The exercise: Go through the entries below and retype them exactly, omitting each picture.

Information provided:
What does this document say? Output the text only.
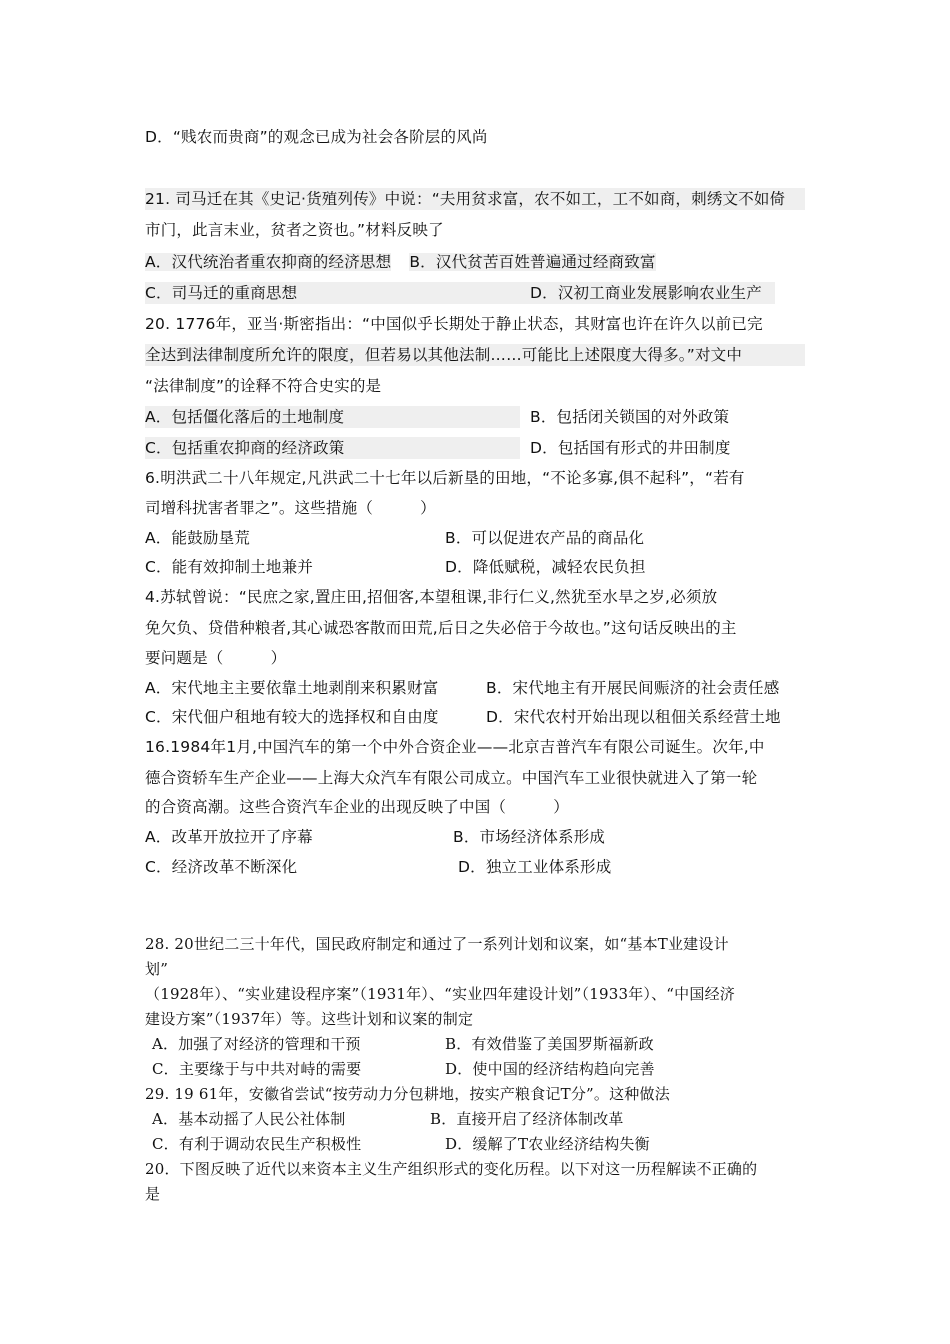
D．“贱农而贵商”的观念已成为社会各阶层的风尚
21. 司马迁在其《史记·货殖列传》中说：“夫用贫求富，农不如工，工不如商，刺绣文不如倚
市门，此言末业，贫者之资也。”材料反映了
A．汉代统治者重农抑商的经济思想 B．汉代贫苦百姓普遍通过经商致富
C．司马迁的重商思想	D．汉初工商业发展影响农业生产
20. 1776年，亚当·斯密指出：“中国似乎长期处于静止状态，其财富也许在许久以前已完
全达到法律制度所允许的限度，但若易以其他法制……可能比上述限度大得多。”对文中
“法律制度”的诠释不符合史实的是
A．包括僵化落后的土地制度	B．包括闭关锁国的对外政策
C．包括重农抑商的经济政策	D．包括国有形式的井田制度
6.明洪武二十八年规定,凡洪武二十七年以后新垦的田地，“不论多寡,俱不起科”，“若有
司增科扰害者罪之”。这些措施（　　　）
A．能鼓励垦荒	B．可以促进农产品的商品化
C．能有效抑制土地兼并	D．降低赋税，减轻农民负担
4.苏轼曾说：“民庶之家,置庄田,招佃客,本望租课,非行仁义,然犹至水旱之岁,必须放
免欠负、贷借种粮者,其心诚恐客散而田荒,后日之失必倍于今故也。”这句话反映出的主
要问题是（　　　）
A．宋代地主主要依靠土地剥削来积累财富	B．宋代地主有开展民间赈济的社会责任感
C．宋代佃户租地有较大的选择权和自由度	D．宋代农村开始出现以租佃关系经营土地
16.1984年1月,中国汽车的第一个中外合资企业——北京吉普汽车有限公司诞生。次年,中
德合资轿车生产企业——上海大众汽车有限公司成立。中国汽车工业很快就进入了第一轮
的合资高潮。这些合资汽车企业的出现反映了中国（　　　）
A．改革开放拉开了序幕	B．市场经济体系形成
C．经济改革不断深化	D．独立工业体系形成
28. 20世纪二三十年代，国民政府制定和通过了一系列计划和议案，如“基本T业建设计
划”
（1928年）、“实业建设程序案”（1931年）、“实业四年建设计划”（1933年）、“中国经济
建设方案”（1937年）等。这些计划和议案的制定
A．加强了对经济的管理和干预	B．有效借鉴了美国罗斯福新政
C．主要缘于与中共对峙的需要	D．使中国的经济结构趋向完善
29. 19 61年，安徽省尝试“按劳动力分包耕地，按实产粮食记T分”。这种做法
A．基本动摇了人民公社体制	B．直接开启了经济体制改革
C．有利于调动农民生产积极性	D．缓解了T农业经济结构失衡
20．下图反映了近代以来资本主义生产组织形式的变化历程。以下对这一历程解读不正确的
是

Complete response:
What does this document say? Output the text only.
D．“贱农而贵商”的观念已成为社会各阶层的风尚
21. 司马迁在其《史记·货殖列传》中说：“夫用贫求富，农不如工，工不如商，刺绣文不如倚
市门，此言末业，贫者之资也。”材料反映了
A．汉代统治者重农抑商的经济思想 B．汉代贫苦百姓普遍通过经商致富
C．司马迁的重商思想	D．汉初工商业发展影响农业生产
20. 1776年，亚当·斯密指出：“中国似乎长期处于静止状态，其财富也许在许久以前已完
全达到法律制度所允许的限度，但若易以其他法制……可能比上述限度大得多。”对文中
“法律制度”的诠释不符合史实的是
A．包括僵化落后的土地制度	B．包括闭关锁国的对外政策
C．包括重农抑商的经济政策	D．包括国有形式的井田制度
6.明洪武二十八年规定,凡洪武二十七年以后新垦的田地，“不论多寡,俱不起科”，“若有
司增科扰害者罪之”。这些措施（　　　）
A．能鼓励垦荒	B．可以促进农产品的商品化
C．能有效抑制土地兼并	D．降低赋税，减轻农民负担
4.苏轼曾说：“民庶之家,置庄田,招佃客,本望租课,非行仁义,然犹至水旱之岁,必须放
免欠负、贷借种粮者,其心诚恐客散而田荒,后日之失必倍于今故也。”这句话反映出的主
要问题是（　　　）
A．宋代地主主要依靠土地剥削来积累财富	B．宋代地主有开展民间赈济的社会责任感
C．宋代佃户租地有较大的选择权和自由度	D．宋代农村开始出现以租佃关系经营土地
16.1984年1月,中国汽车的第一个中外合资企业——北京吉普汽车有限公司诞生。次年,中
德合资轿车生产企业——上海大众汽车有限公司成立。中国汽车工业很快就进入了第一轮
的合资高潮。这些合资汽车企业的出现反映了中国（　　　）
A．改革开放拉开了序幕	B．市场经济体系形成
C．经济改革不断深化	D．独立工业体系形成
28. 20世纪二三十年代，国民政府制定和通过了一系列计划和议案，如“基本T业建设计
划”
（1928年）、“实业建设程序案”（1931年）、“实业四年建设计划”（1933年）、“中国经济
建设方案”（1937年）等。这些计划和议案的制定
A．加强了对经济的管理和干预	B．有效借鉴了美国罗斯福新政
C．主要缘于与中共对峙的需要	D．使中国的经济结构趋向完善
29. 19 61年，安徽省尝试“按劳动力分包耕地，按实产粮食记T分”。这种做法
A．基本动摇了人民公社体制	B．直接开启了经济体制改革
C．有利于调动农民生产积极性	D．缓解了T农业经济结构失衡
20．下图反映了近代以来资本主义生产组织形式的变化历程。以下对这一历程解读不正确的
是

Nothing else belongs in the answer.